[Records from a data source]
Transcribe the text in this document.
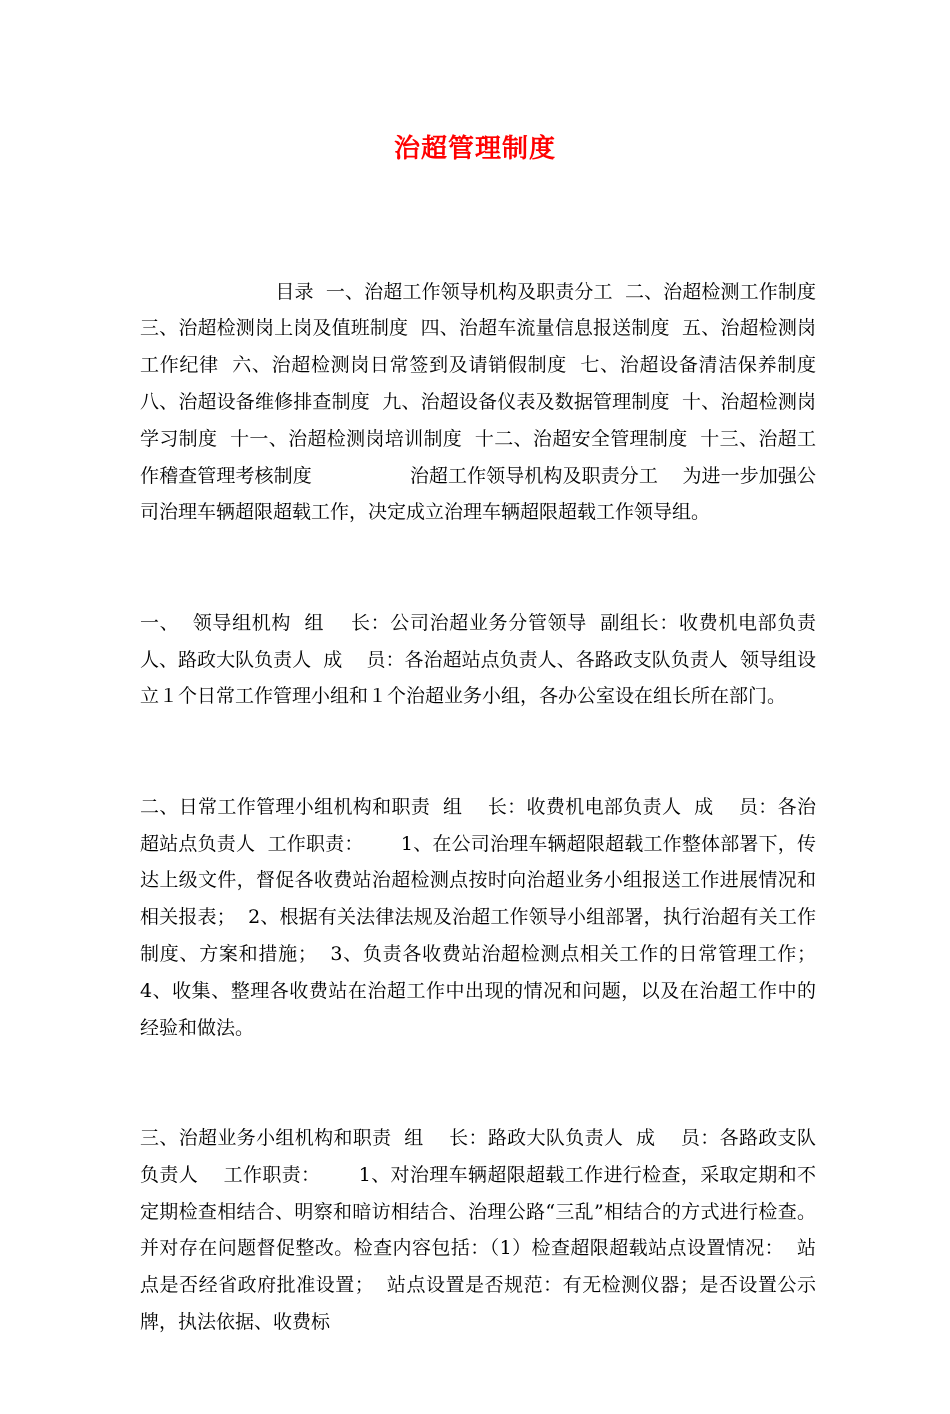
治超管理制度

目录  一、治超工作领导机构及职责分工  二、治超检测工作制度  三、治超检测岗上岗及值班制度  四、治超车流量信息报送制度  五、治超检测岗工作纪律  六、治超检测岗日常签到及请销假制度  七、治超设备清洁保养制度  八、治超设备维修排查制度  九、治超设备仪表及数据管理制度  十、治超检测岗学习制度  十一、治超检测岗培训制度  十二、治超安全管理制度  十三、治超工作稽查管理考核制度                治超工作领导机构及职责分工    为进一步加强公司治理车辆超限超载工作，决定成立治理车辆超限超载工作领导组。

一、  领导组机构  组    长：公司治超业务分管领导  副组长：收费机电部负责人、路政大队负责人  成    员：各治超站点负责人、各路政支队负责人  领导组设立１个日常工作管理小组和１个治超业务小组，各办公室设在组长所在部门。

二、日常工作管理小组机构和职责  组    长：收费机电部负责人  成    员：各治超站点负责人  工作职责：      1、在公司治理车辆超限超载工作整体部署下，传达上级文件，督促各收费站治超检测点按时向治超业务小组报送工作进展情况和相关报表；  2、根据有关法律法规及治超工作领导小组部署，执行治超有关工作制度、方案和措施；  3、负责各收费站治超检测点相关工作的日常管理工作；  4、收集、整理各收费站在治超工作中出现的情况和问题，以及在治超工作中的经验和做法。

三、治超业务小组机构和职责  组    长：路政大队负责人  成    员：各路政支队负责人    工作职责：      1、对治理车辆超限超载工作进行检查，采取定期和不定期检查相结合、明察和暗访相结合、治理公路“三乱”相结合的方式进行检查。并对存在问题督促整改。检查内容包括：（1）检查超限超载站点设置情况：  站点是否经省政府批准设置；  站点设置是否规范：有无检测仪器；是否设置公示牌，执法依据、收费标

_Request_
Reproduce the full listing faithfully, but do not carry over any pictures.

_Solution to the exercise_
Transcribe the text in this document.
治超管理制度

目录  一、治超工作领导机构及职责分工  二、治超检测工作制度  三、治超检测岗上岗及值班制度  四、治超车流量信息报送制度  五、治超检测岗工作纪律  六、治超检测岗日常签到及请销假制度  七、治超设备清洁保养制度  八、治超设备维修排查制度  九、治超设备仪表及数据管理制度  十、治超检测岗学习制度  十一、治超检测岗培训制度  十二、治超安全管理制度  十三、治超工作稽查管理考核制度                治超工作领导机构及职责分工    为进一步加强公司治理车辆超限超载工作，决定成立治理车辆超限超载工作领导组。

一、  领导组机构  组    长：公司治超业务分管领导  副组长：收费机电部负责人、路政大队负责人  成    员：各治超站点负责人、各路政支队负责人  领导组设立１个日常工作管理小组和１个治超业务小组，各办公室设在组长所在部门。

二、日常工作管理小组机构和职责  组    长：收费机电部负责人  成    员：各治超站点负责人  工作职责：      1、在公司治理车辆超限超载工作整体部署下，传达上级文件，督促各收费站治超检测点按时向治超业务小组报送工作进展情况和相关报表；  2、根据有关法律法规及治超工作领导小组部署，执行治超有关工作制度、方案和措施；  3、负责各收费站治超检测点相关工作的日常管理工作；  4、收集、整理各收费站在治超工作中出现的情况和问题，以及在治超工作中的经验和做法。

三、治超业务小组机构和职责  组    长：路政大队负责人  成    员：各路政支队负责人    工作职责：      1、对治理车辆超限超载工作进行检查，采取定期和不定期检查相结合、明察和暗访相结合、治理公路“三乱”相结合的方式进行检查。并对存在问题督促整改。检查内容包括：（1）检查超限超载站点设置情况：  站点是否经省政府批准设置；  站点设置是否规范：有无检测仪器；是否设置公示牌，执法依据、收费标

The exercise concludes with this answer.